Source data:
* * * *
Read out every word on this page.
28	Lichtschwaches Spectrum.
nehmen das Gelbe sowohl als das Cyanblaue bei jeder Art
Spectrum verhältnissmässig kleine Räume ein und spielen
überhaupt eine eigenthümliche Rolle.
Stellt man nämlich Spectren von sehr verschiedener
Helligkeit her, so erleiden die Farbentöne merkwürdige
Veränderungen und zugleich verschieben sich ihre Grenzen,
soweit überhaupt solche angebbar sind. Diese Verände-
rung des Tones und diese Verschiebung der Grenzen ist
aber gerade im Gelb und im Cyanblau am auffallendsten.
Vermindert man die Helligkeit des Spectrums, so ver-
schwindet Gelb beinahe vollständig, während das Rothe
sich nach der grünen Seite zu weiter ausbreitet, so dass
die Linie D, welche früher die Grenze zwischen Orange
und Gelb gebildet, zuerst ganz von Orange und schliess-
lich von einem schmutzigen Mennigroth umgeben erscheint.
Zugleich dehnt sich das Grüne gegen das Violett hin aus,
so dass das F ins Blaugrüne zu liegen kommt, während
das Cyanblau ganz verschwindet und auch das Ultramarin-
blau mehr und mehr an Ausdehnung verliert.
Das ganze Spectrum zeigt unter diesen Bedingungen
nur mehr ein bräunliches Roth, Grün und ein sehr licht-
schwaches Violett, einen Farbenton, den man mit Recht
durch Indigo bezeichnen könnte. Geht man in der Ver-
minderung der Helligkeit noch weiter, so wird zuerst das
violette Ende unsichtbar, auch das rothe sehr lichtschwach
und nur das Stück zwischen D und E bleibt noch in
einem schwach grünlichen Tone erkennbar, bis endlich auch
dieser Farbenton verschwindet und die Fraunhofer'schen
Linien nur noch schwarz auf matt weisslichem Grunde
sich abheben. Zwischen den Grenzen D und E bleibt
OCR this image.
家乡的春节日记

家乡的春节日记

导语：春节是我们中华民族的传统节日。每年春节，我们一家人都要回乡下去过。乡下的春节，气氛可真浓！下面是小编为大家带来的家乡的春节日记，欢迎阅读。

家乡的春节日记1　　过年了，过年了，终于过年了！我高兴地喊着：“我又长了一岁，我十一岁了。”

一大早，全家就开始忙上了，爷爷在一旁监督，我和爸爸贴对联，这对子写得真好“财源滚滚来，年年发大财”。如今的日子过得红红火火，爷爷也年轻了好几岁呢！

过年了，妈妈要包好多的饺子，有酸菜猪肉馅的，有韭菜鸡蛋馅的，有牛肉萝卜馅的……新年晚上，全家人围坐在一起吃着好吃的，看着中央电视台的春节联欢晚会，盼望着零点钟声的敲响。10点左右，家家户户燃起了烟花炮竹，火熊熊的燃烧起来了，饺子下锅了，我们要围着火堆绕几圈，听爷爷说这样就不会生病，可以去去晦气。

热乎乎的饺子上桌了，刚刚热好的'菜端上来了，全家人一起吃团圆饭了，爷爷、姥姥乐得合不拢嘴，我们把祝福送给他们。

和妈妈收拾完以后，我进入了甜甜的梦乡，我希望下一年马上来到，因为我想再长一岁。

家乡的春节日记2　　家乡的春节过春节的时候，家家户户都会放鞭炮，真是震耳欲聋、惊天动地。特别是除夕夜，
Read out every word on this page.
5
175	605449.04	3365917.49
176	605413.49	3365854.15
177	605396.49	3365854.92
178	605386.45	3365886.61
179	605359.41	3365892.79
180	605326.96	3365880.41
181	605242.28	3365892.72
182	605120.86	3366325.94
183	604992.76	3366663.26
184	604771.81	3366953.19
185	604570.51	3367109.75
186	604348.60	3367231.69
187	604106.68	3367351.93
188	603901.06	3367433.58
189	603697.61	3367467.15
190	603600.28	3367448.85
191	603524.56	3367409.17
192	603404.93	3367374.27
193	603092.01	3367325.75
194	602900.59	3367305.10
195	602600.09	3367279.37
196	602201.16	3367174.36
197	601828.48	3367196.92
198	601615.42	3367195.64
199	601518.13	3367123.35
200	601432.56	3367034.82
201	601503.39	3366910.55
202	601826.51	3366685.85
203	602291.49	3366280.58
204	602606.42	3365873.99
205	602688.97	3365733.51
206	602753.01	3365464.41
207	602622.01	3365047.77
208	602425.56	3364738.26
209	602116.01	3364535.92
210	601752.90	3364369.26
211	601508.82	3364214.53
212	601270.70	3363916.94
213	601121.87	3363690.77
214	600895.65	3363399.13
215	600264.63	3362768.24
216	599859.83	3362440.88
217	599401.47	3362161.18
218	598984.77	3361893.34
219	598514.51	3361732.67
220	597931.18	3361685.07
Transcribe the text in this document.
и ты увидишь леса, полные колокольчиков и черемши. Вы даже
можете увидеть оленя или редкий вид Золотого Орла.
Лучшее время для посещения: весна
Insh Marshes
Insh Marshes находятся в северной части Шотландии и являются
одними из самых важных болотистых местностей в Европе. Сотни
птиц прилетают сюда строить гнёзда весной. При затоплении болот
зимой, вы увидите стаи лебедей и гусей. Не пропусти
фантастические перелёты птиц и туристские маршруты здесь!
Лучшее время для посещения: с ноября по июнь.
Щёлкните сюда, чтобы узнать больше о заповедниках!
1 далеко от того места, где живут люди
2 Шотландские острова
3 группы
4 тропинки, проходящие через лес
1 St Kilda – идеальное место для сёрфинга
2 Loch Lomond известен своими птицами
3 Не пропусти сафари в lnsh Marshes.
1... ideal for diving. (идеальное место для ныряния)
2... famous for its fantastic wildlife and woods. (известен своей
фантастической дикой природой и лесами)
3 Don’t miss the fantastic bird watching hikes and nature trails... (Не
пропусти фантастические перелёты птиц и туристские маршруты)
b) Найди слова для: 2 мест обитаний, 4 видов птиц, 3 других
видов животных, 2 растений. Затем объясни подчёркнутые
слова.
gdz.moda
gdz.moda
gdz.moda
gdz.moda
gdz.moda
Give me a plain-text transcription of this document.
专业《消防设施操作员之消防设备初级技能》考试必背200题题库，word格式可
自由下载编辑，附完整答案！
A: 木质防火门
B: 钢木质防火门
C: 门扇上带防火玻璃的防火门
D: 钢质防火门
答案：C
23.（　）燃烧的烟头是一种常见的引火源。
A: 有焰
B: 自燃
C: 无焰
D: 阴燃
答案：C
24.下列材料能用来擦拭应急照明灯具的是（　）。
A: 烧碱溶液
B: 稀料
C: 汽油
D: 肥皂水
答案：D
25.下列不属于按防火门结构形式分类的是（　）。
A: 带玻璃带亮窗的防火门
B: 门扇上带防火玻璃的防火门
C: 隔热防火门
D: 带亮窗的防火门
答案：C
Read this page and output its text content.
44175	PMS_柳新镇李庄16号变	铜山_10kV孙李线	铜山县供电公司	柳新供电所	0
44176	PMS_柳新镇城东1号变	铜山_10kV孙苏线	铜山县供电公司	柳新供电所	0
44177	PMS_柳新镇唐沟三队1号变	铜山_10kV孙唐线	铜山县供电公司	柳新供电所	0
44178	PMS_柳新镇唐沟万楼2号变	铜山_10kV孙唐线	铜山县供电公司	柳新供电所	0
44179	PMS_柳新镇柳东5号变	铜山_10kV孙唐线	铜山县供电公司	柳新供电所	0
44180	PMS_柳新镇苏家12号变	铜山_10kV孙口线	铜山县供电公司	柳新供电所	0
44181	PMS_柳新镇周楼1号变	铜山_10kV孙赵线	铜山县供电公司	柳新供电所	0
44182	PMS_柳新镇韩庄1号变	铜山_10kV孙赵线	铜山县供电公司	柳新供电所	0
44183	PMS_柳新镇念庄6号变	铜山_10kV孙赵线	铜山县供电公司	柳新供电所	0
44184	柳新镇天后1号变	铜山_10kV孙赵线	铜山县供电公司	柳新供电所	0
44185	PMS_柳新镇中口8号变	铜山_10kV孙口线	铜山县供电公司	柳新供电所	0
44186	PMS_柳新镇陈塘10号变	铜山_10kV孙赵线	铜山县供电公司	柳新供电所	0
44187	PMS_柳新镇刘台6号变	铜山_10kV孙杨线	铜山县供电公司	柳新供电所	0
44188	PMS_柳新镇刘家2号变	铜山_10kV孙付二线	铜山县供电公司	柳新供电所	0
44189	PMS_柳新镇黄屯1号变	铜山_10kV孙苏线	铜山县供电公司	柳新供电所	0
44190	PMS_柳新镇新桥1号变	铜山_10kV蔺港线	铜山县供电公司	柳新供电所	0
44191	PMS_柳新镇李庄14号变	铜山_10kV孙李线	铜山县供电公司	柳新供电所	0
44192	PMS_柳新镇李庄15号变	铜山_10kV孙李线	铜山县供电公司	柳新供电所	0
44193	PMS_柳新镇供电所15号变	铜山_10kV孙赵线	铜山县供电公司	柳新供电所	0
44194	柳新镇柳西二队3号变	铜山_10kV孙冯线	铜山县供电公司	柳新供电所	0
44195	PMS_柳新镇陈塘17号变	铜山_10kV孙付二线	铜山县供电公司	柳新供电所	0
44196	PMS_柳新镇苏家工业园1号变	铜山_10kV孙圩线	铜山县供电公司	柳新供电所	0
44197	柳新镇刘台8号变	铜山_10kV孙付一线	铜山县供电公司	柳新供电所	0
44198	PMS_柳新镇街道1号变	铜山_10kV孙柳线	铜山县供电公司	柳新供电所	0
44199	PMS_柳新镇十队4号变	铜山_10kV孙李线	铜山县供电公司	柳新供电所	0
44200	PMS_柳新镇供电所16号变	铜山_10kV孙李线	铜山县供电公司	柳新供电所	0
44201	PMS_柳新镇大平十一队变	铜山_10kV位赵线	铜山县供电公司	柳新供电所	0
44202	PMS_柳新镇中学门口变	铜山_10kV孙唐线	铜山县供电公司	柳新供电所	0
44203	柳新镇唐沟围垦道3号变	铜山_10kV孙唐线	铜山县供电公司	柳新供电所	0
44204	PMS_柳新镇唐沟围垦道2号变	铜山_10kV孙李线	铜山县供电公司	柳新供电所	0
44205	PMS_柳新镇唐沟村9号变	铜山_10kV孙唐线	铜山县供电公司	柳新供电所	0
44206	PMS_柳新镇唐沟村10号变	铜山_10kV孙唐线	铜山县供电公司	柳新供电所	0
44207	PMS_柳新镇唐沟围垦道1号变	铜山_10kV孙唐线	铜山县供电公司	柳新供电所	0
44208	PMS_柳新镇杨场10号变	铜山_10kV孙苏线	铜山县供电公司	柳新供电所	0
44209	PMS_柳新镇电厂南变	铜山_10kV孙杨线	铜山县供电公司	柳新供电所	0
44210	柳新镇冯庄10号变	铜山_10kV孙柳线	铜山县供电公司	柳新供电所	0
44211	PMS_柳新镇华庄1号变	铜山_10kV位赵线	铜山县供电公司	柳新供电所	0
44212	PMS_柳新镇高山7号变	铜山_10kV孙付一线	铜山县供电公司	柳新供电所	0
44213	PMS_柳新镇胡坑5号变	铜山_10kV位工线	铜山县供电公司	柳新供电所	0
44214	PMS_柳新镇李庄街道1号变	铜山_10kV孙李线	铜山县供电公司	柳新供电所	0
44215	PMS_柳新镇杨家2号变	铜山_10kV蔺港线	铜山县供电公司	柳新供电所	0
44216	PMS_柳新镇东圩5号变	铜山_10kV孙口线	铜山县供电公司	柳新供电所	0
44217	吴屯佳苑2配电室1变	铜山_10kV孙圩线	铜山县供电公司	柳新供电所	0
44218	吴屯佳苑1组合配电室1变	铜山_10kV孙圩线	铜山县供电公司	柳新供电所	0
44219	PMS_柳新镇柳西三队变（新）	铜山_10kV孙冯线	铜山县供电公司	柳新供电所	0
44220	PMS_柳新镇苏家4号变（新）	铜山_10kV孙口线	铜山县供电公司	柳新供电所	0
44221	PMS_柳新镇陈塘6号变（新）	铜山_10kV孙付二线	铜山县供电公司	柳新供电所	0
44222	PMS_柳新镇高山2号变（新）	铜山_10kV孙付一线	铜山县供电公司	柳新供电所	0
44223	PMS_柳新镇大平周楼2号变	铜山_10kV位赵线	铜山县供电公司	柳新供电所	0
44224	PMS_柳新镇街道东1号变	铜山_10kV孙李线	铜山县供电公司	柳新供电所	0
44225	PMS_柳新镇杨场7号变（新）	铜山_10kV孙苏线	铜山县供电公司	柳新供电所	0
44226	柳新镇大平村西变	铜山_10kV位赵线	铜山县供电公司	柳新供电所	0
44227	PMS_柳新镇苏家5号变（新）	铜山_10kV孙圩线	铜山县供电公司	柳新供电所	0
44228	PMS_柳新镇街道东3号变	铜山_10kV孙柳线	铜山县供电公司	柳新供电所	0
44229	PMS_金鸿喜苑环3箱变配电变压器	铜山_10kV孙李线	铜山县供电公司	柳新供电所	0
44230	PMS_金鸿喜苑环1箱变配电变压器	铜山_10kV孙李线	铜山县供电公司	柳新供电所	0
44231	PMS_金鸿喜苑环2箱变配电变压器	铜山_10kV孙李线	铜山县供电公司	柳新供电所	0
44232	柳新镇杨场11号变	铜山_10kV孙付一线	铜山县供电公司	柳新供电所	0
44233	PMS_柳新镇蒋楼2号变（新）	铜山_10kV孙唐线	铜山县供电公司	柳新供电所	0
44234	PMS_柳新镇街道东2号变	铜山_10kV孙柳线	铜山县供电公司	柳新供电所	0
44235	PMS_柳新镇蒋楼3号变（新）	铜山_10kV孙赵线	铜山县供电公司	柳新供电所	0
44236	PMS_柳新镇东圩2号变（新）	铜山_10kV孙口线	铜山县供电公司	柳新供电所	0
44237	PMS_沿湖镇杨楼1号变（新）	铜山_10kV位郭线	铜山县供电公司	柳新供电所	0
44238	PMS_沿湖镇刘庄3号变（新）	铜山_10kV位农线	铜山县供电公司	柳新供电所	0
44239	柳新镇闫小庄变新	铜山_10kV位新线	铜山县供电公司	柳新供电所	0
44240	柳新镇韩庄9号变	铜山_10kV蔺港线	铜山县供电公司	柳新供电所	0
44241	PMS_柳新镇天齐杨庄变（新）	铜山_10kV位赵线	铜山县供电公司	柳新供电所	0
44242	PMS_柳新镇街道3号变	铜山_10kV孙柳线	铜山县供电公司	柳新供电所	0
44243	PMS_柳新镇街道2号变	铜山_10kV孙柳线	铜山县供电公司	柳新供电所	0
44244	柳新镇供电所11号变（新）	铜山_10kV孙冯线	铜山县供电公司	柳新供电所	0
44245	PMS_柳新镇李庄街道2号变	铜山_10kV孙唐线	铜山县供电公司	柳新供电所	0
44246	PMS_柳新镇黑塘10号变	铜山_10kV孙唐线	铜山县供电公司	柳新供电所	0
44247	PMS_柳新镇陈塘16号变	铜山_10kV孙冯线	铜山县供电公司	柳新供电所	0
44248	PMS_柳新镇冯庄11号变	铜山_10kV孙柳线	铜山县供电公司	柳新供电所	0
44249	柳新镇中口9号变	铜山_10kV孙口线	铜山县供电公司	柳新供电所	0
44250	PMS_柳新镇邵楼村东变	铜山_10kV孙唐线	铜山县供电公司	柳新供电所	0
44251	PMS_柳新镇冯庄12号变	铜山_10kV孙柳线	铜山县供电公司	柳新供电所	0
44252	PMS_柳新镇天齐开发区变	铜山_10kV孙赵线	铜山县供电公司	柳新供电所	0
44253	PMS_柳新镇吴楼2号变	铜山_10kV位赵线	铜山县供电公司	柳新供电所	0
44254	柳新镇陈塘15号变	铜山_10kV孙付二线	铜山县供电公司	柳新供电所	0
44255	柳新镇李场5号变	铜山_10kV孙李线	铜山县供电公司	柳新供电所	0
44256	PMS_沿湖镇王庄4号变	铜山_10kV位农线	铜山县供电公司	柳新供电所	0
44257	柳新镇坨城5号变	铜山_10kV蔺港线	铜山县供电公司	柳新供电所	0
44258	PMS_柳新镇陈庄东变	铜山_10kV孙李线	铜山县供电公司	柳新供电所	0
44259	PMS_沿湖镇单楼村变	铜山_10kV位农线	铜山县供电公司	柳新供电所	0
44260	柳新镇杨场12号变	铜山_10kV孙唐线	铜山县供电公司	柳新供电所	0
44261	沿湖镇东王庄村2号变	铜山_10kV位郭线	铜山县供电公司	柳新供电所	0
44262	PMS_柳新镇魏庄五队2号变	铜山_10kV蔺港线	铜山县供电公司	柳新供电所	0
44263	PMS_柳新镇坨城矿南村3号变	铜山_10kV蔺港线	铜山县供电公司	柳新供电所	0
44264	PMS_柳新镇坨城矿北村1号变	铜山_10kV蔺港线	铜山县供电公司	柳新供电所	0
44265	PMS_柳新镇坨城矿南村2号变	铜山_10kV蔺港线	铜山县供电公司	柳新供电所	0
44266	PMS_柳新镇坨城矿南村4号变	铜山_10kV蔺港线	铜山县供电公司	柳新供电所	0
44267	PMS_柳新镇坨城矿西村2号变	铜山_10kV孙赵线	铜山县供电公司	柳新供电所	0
* * * *
What to do: From the entries above, extract every line where the word "verschwindet" appears.

Correct response:
das Cyanblau ganz verschwindet und auch das Ultramarin-
dieser Farbenton verschwindet und die Fraunhofer'schen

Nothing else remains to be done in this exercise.